| Your objective |
Find every line in the records below that holds the word "Base" and copy it.

BEGIN Data excerpts

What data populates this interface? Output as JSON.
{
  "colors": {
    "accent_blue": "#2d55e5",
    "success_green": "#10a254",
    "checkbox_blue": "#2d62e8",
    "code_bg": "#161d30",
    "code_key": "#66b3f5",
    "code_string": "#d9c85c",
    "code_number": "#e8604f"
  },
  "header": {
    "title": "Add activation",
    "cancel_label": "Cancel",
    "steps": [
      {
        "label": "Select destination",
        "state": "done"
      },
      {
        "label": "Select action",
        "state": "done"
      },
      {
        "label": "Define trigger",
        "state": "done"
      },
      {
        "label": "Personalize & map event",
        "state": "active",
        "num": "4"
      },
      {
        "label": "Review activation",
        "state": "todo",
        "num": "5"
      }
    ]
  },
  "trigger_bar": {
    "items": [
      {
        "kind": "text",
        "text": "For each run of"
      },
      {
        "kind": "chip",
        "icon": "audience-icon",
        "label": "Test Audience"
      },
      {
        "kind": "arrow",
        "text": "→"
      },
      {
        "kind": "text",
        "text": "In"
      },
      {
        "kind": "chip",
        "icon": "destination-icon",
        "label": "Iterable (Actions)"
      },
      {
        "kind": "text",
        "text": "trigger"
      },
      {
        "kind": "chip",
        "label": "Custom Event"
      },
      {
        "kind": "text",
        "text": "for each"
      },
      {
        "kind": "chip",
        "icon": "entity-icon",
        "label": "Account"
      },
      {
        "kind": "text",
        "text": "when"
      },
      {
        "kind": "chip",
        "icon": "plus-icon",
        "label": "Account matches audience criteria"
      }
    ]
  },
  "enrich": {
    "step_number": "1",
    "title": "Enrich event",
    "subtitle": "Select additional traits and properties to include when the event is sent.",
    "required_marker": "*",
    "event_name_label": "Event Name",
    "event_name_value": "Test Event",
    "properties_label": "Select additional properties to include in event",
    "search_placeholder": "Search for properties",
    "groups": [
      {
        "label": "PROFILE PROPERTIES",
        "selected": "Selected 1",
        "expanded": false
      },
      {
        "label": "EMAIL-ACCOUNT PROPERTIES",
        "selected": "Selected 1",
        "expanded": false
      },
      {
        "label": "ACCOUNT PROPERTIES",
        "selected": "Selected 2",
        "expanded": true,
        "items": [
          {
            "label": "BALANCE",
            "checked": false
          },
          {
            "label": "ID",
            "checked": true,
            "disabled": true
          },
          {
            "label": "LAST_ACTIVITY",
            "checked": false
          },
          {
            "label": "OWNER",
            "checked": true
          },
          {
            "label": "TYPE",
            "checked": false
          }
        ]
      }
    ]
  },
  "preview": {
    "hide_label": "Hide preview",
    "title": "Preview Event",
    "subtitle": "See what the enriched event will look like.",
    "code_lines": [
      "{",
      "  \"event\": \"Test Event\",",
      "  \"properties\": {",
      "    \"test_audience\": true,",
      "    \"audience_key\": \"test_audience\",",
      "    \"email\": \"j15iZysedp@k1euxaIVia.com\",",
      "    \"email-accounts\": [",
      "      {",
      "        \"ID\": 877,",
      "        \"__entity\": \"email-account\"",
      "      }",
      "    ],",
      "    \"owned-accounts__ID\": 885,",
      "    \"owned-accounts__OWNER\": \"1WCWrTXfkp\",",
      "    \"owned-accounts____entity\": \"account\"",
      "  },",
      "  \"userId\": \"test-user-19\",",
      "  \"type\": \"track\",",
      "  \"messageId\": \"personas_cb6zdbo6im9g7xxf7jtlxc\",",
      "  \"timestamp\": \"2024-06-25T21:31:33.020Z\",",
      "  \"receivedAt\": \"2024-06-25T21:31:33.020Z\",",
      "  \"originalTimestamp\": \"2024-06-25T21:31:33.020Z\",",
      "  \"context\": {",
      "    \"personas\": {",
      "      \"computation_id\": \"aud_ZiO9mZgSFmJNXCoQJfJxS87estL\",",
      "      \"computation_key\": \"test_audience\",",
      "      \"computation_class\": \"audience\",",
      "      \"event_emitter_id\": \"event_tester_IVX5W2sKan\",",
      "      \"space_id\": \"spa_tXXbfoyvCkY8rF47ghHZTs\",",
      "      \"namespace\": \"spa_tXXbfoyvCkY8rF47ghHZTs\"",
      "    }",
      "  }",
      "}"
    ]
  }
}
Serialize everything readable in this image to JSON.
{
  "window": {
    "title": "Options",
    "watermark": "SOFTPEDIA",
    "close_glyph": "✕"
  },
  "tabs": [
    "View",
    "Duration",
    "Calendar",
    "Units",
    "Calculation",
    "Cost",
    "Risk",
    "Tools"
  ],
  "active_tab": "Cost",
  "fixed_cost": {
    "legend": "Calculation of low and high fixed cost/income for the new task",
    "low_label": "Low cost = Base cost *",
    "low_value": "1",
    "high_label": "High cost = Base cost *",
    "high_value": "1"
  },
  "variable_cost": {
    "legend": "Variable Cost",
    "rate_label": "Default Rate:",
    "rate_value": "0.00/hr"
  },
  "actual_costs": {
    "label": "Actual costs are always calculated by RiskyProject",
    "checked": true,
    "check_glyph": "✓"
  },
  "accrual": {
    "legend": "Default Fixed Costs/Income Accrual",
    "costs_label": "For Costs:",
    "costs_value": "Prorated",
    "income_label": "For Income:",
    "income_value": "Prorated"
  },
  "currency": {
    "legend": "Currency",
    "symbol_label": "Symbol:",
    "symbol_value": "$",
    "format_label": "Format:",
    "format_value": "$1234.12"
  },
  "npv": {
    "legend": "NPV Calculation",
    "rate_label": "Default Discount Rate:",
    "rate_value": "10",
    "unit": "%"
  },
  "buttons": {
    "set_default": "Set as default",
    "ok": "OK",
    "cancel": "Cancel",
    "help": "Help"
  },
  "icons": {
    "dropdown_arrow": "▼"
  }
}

END Data excerpts

| Right answer |
    "low_label": "Low cost = Base cost *",
    "high_label": "High cost = Base cost *",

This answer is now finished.